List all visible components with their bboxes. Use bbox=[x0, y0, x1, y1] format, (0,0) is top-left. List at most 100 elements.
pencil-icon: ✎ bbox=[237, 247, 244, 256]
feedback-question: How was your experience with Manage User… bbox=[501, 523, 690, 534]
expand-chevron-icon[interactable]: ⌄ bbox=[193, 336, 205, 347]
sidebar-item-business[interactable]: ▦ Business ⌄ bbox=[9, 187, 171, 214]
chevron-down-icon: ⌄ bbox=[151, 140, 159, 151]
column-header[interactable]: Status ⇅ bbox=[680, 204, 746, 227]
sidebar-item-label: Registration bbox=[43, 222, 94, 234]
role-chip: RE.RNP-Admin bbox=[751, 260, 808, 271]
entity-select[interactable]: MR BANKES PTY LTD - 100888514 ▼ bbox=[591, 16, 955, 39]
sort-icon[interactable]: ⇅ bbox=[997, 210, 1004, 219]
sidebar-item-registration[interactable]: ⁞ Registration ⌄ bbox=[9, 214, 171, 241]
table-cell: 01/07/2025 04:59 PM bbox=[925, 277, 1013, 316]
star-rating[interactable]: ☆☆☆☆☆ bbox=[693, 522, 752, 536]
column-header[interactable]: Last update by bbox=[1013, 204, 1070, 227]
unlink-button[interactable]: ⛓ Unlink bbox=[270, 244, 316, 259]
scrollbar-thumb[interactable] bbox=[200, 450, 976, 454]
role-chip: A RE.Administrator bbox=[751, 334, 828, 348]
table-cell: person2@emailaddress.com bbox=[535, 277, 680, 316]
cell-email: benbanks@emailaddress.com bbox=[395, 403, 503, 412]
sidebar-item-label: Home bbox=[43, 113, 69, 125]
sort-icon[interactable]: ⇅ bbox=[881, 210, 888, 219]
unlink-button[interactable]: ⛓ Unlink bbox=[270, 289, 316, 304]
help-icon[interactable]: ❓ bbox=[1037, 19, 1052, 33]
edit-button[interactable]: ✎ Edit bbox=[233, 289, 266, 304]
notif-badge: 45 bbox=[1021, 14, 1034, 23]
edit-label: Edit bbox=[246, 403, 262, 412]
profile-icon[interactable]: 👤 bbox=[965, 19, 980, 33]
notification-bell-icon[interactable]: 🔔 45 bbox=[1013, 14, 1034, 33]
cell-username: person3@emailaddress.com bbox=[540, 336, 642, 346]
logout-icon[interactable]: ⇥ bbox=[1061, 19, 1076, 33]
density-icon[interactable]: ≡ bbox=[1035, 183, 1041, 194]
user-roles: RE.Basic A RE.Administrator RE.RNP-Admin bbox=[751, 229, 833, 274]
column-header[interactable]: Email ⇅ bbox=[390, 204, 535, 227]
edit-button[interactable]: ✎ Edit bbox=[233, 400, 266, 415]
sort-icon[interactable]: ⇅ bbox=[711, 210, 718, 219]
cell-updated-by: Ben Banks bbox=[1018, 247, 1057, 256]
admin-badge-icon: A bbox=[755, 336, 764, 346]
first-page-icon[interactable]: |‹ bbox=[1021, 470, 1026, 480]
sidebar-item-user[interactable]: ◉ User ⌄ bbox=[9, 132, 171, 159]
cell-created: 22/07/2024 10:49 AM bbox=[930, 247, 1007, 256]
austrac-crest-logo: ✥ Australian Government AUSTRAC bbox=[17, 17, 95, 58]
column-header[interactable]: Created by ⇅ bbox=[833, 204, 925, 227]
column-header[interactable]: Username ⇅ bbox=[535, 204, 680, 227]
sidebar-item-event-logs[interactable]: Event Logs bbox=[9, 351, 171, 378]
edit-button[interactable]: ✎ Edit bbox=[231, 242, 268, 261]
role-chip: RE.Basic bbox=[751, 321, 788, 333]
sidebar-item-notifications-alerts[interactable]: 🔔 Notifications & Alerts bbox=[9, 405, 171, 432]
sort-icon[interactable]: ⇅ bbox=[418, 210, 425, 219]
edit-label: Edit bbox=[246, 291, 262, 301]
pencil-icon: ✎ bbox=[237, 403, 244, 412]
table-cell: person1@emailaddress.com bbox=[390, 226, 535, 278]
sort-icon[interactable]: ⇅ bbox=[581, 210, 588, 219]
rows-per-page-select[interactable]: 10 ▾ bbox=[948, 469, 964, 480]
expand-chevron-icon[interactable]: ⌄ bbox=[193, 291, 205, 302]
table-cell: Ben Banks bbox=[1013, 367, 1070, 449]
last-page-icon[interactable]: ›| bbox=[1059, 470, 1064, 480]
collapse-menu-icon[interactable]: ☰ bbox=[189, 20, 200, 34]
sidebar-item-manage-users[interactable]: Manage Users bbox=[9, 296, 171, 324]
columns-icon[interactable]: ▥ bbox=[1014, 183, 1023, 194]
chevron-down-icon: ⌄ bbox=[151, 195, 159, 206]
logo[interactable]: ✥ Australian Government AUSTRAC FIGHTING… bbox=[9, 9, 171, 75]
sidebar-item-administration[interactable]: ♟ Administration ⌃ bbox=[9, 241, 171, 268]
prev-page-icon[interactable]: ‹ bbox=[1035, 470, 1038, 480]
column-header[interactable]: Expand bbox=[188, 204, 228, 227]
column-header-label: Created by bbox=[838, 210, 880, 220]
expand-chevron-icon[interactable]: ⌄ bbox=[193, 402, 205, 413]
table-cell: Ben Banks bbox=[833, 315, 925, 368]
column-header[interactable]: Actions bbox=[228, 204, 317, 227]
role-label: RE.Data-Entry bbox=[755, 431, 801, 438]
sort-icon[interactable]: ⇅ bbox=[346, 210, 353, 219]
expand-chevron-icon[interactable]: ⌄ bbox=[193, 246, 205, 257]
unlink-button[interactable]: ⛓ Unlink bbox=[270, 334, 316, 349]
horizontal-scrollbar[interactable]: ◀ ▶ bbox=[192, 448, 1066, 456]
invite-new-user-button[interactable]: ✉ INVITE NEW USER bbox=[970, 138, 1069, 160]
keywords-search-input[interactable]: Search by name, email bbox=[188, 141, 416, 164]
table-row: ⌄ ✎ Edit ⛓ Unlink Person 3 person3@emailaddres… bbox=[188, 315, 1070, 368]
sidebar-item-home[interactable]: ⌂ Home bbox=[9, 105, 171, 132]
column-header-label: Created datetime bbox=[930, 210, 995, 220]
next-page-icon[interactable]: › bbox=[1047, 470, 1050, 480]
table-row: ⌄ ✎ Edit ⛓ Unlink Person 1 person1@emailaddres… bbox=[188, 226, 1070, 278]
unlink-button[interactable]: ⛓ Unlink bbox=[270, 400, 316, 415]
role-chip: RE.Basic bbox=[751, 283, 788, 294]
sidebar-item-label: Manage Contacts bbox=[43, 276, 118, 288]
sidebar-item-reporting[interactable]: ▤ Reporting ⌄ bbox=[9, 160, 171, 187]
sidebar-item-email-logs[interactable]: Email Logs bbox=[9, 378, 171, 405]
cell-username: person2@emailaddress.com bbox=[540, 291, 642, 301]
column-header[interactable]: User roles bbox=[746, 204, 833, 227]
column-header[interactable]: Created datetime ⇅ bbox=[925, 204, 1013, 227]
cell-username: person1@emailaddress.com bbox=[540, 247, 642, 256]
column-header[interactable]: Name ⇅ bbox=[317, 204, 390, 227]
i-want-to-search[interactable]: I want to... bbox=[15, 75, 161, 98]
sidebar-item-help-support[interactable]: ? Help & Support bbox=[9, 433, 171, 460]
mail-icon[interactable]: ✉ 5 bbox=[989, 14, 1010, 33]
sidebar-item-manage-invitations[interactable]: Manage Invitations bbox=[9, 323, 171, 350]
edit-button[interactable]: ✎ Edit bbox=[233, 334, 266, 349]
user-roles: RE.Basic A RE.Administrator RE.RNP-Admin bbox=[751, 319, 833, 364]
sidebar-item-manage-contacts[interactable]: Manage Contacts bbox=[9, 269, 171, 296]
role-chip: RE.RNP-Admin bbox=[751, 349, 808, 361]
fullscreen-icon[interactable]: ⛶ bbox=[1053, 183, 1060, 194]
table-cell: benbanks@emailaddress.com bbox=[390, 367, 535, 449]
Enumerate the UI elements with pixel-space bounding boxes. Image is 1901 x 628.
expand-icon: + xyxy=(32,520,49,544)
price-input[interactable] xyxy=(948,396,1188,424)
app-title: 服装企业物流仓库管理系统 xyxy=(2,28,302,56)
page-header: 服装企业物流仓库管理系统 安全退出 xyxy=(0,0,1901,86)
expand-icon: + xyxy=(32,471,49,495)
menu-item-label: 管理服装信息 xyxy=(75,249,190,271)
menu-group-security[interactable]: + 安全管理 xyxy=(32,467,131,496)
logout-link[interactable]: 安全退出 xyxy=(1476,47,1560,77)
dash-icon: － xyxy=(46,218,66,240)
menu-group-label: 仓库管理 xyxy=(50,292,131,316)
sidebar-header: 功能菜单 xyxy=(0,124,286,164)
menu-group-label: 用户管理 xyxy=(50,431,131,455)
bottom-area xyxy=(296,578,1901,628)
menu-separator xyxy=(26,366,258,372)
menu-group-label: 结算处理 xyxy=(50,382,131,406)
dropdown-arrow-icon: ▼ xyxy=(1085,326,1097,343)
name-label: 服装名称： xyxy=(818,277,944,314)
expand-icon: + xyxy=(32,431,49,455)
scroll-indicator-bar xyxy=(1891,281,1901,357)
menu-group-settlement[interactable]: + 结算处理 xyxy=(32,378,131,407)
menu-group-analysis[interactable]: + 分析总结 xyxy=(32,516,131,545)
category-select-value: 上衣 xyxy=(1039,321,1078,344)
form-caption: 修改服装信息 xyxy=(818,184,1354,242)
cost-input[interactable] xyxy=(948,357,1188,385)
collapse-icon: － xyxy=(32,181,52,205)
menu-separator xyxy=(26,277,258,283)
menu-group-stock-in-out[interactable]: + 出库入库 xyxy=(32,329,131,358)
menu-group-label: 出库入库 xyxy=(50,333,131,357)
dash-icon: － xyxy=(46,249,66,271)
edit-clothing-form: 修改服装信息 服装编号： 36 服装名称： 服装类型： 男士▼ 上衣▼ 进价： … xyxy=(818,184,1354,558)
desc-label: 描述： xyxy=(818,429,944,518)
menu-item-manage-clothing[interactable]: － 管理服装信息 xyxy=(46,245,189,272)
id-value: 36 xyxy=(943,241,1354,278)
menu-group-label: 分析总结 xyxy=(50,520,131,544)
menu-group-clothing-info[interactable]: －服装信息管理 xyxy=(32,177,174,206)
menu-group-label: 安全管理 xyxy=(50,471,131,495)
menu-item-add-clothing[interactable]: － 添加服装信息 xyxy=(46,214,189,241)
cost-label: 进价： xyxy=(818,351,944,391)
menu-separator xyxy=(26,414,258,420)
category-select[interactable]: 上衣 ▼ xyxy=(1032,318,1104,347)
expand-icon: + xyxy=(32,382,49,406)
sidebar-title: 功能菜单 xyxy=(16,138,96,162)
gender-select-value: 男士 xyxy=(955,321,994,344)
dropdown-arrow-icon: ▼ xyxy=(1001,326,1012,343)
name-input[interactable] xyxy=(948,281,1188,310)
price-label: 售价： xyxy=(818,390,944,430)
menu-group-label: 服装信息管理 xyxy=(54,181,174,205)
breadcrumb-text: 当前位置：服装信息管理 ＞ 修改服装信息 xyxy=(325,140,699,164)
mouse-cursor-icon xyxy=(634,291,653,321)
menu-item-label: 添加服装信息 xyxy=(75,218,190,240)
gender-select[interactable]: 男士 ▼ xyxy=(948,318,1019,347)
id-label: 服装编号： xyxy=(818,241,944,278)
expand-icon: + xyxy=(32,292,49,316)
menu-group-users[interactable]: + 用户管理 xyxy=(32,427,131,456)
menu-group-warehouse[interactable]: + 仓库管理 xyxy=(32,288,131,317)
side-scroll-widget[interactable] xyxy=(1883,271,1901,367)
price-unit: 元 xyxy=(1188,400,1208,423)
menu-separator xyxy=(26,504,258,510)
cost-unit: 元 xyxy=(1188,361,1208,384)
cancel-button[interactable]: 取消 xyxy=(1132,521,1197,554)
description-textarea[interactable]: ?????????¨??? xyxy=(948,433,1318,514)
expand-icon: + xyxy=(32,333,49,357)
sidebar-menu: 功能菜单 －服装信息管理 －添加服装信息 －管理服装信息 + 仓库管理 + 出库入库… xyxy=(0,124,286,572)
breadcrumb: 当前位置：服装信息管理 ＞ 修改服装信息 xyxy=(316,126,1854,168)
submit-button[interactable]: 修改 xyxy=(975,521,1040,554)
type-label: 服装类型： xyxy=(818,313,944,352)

→ GOAL OF THE EXERCISE
Retype the items from the very first line through the line with "sidebar-item-business[interactable]: ▦ Business", character for character.

→ EXERCISE RESPONSE
List all visible components with their bboxes. Use bbox=[x0, y0, x1, y1] format, (0,0) is top-left. List at most 100 elements.
pencil-icon: ✎ bbox=[237, 247, 244, 256]
feedback-question: How was your experience with Manage User… bbox=[501, 523, 690, 534]
expand-chevron-icon[interactable]: ⌄ bbox=[193, 336, 205, 347]
sidebar-item-business[interactable]: ▦ Business ⌄ bbox=[9, 187, 171, 214]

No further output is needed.